TASK DATA:
====================
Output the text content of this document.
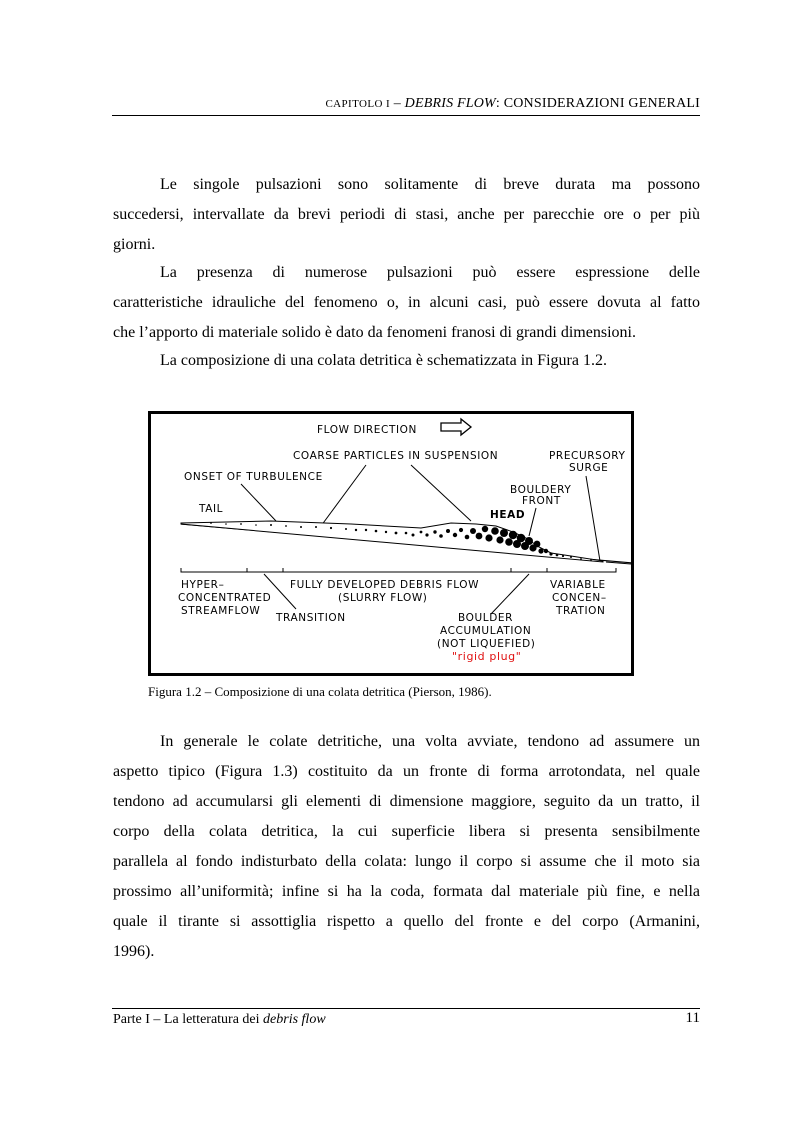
CAPITOLO I – DEBRIS FLOW: CONSIDERAZIONI GENERALI
Le singole pulsazioni sono solitamente di breve durata ma possono
succedersi, intervallate da brevi periodi di stasi, anche per parecchie ore o per più
giorni.
La presenza di numerose pulsazioni può essere espressione delle
caratteristiche idrauliche del fenomeno o, in alcuni casi, può essere dovuta al fatto
che l’apporto di materiale solido è dato da fenomeni franosi di grandi dimensioni.
La composizione di una colata detritica è schematizzata in Figura 1.2.
FLOW DIRECTION
COARSE PARTICLES IN SUSPENSION
ONSET OF TURBULENCE
PRECURSORY
SURGE
BOULDERY
FRONT
TAIL	HEAD
HYPER–
CONCENTRATED
STREAMFLOW
TRANSITION
FULLY DEVELOPED DEBRIS FLOW
(SLURRY FLOW)
VARIABLE
CONCEN–
TRATION
BOULDER
ACCUMULATION
(NOT LIQUEFIED)
"rigid plug"
Figura 1.2 – Composizione di una colata detritica (Pierson, 1986).
In generale le colate detritiche, una volta avviate, tendono ad assumere un
aspetto tipico (Figura 1.3) costituito da un fronte di forma arrotondata, nel quale
tendono ad accumularsi gli elementi di dimensione maggiore, seguito da un tratto, il
corpo della colata detritica, la cui superficie libera si presenta sensibilmente
parallela al fondo indisturbato della colata: lungo il corpo si assume che il moto sia
prossimo all’uniformità; infine si ha la coda, formata dal materiale più fine, e nella
quale il tirante si assottiglia rispetto a quello del fronte e del corpo (Armanini,
1996).
Parte I – La letteratura dei debris flow	11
====================
TASK OBJECTIVE: Look through the entries above and report each line where the string "detritica" occurs.

RESULT:
La composizione di una colata detritica è schematizzata in Figura 1.2.
Figura 1.2 – Composizione di una colata detritica (Pierson, 1986).
corpo della colata detritica, la cui superficie libera si presenta sensibilmente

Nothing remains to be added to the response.